Posso andar com o spray de pimenta na bolsa?

A lei autoriza expressamente a posse (art. 1º), mas o dispositivo que tratava do porte — o art. 1º, § 5º — foi vetado. O resultado é que a lei não traz uma autorização expressa de porte, e esse é o ponto mais delicado do texto. A regulamentação do Executivo é o que deve fechar essa lacuna.

Vale registrar o descompasso: a lei foi criada para proteger a mulher em situação de risco, que quase nunca acontece dentro de casa. Ainda assim, o parágrafo que dizia respeito ao porte caiu no veto. Qualquer site que afirme com segurança "pode andar com ele na bolsa, a lei garante" está afirmando mais do que o texto sustenta.

Base legal: Art. 1º, caput; art. 1º, § 5º (vetado)

Quando o uso do spray é considerado legal?

O art. 4º exige três condições ao mesmo tempo: a agressão precisa ser injusta e atual ou iminente, nos termos do art. 25 do Código Penal; o uso precisa ser proporcional e moderado; e precisa cessar imediatamente após a neutralização da ameaça.

A parte que as pessoas esquecem é a terceira. Continuar aplicando o spray depois que o agressor já está neutralizado sai da legítima defesa descrita no artigo.
========
TRABALHO A FAZER:
1. Liste todas as condições que o art. 4º exige para o uso do spray, segundo o texto sobre o spray de pimenta.
2. Retome o texto sobre o spray de pimenta a partir do ponto em que ele termina e dê continuidade a ele.
Os registros são um material à parte, sem relação com o texto sobre o spray de pimenta.

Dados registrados
========
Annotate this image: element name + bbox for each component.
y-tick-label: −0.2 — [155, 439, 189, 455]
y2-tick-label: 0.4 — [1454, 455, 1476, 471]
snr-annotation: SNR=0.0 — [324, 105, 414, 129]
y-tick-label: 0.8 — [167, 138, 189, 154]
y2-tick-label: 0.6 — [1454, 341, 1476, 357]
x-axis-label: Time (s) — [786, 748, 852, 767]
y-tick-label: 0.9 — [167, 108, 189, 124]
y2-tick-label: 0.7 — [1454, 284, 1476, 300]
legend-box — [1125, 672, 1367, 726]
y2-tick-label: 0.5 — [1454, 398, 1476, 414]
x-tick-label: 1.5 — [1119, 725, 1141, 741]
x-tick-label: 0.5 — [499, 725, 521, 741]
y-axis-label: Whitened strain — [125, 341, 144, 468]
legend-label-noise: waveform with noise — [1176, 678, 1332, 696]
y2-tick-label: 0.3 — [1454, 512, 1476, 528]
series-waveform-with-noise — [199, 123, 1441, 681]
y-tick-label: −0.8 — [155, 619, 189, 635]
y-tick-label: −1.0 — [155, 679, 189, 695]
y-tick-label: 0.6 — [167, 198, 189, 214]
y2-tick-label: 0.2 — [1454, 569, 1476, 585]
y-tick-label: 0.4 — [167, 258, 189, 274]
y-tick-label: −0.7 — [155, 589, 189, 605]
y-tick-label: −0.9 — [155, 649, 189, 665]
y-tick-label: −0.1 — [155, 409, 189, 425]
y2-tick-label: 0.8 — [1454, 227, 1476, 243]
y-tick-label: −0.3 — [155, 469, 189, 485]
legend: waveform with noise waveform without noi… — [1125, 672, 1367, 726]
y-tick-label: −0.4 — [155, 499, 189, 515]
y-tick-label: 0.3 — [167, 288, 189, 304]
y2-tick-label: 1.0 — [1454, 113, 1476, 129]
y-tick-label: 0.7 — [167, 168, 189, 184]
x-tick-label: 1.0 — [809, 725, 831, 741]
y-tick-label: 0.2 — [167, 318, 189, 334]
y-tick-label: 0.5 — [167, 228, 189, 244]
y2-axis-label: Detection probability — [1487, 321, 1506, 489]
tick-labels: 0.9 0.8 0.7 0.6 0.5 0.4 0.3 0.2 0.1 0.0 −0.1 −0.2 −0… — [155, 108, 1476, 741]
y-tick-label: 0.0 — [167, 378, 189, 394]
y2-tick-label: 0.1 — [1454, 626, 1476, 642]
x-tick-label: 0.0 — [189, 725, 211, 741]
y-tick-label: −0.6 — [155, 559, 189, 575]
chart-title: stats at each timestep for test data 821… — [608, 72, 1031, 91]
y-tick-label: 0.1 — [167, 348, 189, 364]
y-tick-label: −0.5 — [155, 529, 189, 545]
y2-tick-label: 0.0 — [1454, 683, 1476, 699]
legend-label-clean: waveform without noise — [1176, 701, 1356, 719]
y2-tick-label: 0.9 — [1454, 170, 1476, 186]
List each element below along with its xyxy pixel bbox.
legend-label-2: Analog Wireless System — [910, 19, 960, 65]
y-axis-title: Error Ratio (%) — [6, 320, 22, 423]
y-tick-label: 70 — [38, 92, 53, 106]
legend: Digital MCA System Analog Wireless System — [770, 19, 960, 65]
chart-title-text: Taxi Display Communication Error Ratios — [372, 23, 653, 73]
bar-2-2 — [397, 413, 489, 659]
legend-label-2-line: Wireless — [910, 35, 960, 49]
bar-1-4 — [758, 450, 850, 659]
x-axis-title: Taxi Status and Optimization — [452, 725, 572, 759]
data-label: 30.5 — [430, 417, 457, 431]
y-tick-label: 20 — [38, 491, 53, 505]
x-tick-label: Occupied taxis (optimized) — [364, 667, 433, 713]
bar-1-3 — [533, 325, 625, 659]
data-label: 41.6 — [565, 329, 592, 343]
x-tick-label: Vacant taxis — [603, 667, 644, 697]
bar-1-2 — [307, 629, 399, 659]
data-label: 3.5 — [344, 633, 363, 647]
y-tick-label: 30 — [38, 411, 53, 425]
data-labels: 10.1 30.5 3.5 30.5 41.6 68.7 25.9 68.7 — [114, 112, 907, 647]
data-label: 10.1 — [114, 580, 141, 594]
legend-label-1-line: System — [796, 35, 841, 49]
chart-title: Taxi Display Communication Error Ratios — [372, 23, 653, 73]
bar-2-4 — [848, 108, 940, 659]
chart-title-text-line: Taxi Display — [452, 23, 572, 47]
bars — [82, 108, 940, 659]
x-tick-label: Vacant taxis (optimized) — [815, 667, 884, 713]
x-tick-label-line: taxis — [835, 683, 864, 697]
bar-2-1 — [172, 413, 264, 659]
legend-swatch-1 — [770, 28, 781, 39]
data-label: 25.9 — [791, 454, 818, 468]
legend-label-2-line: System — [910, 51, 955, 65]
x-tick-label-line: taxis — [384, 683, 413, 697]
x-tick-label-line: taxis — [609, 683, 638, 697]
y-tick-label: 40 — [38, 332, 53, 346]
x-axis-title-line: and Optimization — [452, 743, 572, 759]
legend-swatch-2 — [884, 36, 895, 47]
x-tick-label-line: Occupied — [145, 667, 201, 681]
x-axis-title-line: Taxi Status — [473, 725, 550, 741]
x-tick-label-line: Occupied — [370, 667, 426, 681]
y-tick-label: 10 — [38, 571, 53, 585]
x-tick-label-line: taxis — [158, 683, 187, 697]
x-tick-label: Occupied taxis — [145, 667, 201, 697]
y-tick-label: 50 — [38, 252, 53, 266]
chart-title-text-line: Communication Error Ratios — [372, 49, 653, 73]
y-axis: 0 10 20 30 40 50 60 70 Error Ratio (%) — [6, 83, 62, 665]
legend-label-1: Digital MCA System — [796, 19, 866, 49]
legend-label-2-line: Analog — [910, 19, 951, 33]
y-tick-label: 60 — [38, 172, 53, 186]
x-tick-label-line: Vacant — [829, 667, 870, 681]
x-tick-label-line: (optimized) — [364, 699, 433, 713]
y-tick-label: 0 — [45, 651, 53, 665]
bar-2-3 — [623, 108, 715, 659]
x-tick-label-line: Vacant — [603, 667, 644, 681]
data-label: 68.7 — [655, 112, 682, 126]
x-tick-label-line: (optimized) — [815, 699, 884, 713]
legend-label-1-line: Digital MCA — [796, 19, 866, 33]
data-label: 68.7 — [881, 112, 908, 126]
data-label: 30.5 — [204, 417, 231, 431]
========
RESPOSTAS POR TAREFA:
1.
- A agressão precisa ser injusta e atual ou iminente, nos termos do art. 25 do Código Penal.
- O uso precisa ser proporcional e moderado.
- O uso precisa cessar imediatamente após a neutralização da ameaça.

2.
Base legal: Art. 4º

Posso usar o spray contra alguém que me ameaçou de me agredir depois?

Não conforme o art. 4º. A agressão precisa ser atual ou iminente, isto é, estar acontecendo ou a ponto de acontecer. Ameaça de agressão futura não se encaixa nessa descrição.

Base legal: Art. 4º

Qual a punição por usar o spray de forma indevida?

A lei ficou sem penalidade administrativa própria: o Capítulo III, que trazia as sanções por uso indevido (arts. 7º e 8º), foi integralmente vetado. Quem usa fora das condições do art. 4º responde pela legislação penal e civil comuns, como em qualquer outro caso.

Curiosidade que revela o tamanho do veto: a ementa da lei ainda diz que ela "estabelece penalidades pelo uso indevido", mas o capítulo que fazia isso não sobreviveu à sanção.

Base legal: Capítulo III (vetado); art. 4º

Se eu perder o spray ou ele for roubado, preciso registrar boletim de ocorrência?

A lei não obriga. O dispositivo aprovado pelo Congresso que exigiria comunicação em 72 horas em caso de perda, furto ou roubo foi vetado, sob o argumento de que a exigência seria incompatível com contextos de violência.

Base legal: Capítulo III (vetado)

Posso levar spray de pimenta em avião?

A Lei 15.474/2026 não trata de transporte aéreo. Aerossóis de defesa são tratados pelas regras de artigos perigosos da aviação civil e pelas políticas de cada companhia, que costumam ser bem mais restritivas do que a regra geral de posse. Confirme com a companhia antes de viajar.

A lei não trata deste ponto

Posso usar o spray contra um cachorro que me atacou?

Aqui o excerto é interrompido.